The task — Search the listing for the string "ylabel" and copy every line that contains it.

[Chart and figure data]

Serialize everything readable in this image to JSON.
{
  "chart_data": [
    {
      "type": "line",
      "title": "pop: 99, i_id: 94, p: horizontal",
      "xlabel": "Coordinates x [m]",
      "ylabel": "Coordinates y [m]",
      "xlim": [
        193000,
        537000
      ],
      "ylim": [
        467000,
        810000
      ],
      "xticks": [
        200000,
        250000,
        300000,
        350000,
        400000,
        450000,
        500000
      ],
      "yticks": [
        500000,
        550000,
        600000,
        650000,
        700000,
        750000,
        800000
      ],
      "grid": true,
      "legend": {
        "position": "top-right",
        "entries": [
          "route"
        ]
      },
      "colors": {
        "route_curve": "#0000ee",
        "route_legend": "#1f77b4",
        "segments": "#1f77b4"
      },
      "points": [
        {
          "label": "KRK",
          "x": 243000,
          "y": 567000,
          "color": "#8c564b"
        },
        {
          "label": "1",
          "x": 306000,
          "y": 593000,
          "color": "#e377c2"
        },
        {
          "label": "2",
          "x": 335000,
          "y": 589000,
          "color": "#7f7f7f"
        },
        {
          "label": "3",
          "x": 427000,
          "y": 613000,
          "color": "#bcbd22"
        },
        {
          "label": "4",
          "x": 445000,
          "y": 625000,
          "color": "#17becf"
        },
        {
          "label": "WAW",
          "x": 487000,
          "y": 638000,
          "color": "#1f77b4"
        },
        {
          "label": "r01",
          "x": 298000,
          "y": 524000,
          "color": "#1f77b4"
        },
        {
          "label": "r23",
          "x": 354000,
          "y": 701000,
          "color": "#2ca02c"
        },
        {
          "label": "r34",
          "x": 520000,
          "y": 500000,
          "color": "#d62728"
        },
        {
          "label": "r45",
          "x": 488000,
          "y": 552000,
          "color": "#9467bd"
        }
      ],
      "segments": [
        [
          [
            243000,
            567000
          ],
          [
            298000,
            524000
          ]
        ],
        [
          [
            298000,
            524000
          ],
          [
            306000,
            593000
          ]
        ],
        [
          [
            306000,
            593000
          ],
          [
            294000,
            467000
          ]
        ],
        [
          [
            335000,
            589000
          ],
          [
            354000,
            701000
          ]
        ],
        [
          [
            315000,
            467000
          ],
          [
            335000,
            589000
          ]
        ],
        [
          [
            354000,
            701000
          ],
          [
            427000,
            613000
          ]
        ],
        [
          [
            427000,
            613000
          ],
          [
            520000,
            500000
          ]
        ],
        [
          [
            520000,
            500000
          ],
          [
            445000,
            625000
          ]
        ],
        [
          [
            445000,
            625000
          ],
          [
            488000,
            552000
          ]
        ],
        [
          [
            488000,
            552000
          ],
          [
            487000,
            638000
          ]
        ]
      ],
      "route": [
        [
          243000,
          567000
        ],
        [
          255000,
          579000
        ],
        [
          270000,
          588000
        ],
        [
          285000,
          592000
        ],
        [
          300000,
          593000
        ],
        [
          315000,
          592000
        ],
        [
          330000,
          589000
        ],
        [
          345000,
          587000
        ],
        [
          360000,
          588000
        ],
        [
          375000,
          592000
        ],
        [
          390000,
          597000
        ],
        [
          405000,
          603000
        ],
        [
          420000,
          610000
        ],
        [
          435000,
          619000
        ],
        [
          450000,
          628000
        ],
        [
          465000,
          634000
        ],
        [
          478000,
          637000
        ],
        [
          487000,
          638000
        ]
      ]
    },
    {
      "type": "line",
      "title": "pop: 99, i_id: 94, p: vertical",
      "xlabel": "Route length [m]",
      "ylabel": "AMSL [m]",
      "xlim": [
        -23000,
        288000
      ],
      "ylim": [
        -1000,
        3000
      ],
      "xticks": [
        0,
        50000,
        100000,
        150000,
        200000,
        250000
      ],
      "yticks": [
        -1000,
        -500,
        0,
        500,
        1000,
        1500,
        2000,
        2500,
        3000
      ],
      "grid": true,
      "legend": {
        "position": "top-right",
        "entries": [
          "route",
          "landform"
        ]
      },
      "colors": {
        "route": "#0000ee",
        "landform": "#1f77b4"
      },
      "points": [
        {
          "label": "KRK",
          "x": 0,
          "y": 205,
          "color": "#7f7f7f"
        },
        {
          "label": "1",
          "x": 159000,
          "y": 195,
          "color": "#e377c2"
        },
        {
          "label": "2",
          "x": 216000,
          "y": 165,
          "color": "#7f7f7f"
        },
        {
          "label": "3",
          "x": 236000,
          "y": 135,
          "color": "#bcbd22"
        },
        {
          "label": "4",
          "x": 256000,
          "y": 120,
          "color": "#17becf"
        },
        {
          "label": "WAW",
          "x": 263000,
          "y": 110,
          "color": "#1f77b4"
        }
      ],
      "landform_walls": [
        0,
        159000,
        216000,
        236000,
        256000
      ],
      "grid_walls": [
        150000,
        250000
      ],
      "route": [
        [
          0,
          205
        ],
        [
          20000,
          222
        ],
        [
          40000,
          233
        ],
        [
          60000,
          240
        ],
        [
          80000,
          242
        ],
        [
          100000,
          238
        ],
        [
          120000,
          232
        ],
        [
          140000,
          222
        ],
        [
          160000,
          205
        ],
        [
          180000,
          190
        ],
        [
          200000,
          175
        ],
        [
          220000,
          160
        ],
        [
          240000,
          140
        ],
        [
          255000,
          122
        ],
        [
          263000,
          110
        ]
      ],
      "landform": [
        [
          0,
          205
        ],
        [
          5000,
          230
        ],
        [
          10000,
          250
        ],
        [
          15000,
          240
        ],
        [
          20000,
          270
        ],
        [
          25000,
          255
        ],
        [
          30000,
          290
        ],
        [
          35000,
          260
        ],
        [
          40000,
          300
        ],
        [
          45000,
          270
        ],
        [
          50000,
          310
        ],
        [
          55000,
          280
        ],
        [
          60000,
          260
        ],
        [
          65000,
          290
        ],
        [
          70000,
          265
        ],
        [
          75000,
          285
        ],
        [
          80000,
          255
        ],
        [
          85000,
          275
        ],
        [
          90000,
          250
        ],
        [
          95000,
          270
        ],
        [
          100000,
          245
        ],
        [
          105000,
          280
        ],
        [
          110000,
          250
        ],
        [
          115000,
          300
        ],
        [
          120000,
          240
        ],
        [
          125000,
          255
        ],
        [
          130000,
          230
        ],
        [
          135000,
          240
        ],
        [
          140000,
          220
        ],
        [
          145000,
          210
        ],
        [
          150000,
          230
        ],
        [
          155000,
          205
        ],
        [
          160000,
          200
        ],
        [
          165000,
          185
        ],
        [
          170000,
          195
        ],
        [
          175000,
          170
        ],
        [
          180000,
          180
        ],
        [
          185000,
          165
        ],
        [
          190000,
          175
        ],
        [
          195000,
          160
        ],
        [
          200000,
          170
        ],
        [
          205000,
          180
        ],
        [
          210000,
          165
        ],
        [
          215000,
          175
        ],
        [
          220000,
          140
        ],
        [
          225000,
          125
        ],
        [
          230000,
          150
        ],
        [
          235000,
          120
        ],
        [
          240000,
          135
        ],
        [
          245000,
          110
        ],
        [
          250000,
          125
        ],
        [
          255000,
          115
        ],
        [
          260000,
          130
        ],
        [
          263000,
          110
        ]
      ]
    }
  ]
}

Exercise result —
      "ylabel": "Coordinates y [m]",
      "ylabel": "AMSL [m]",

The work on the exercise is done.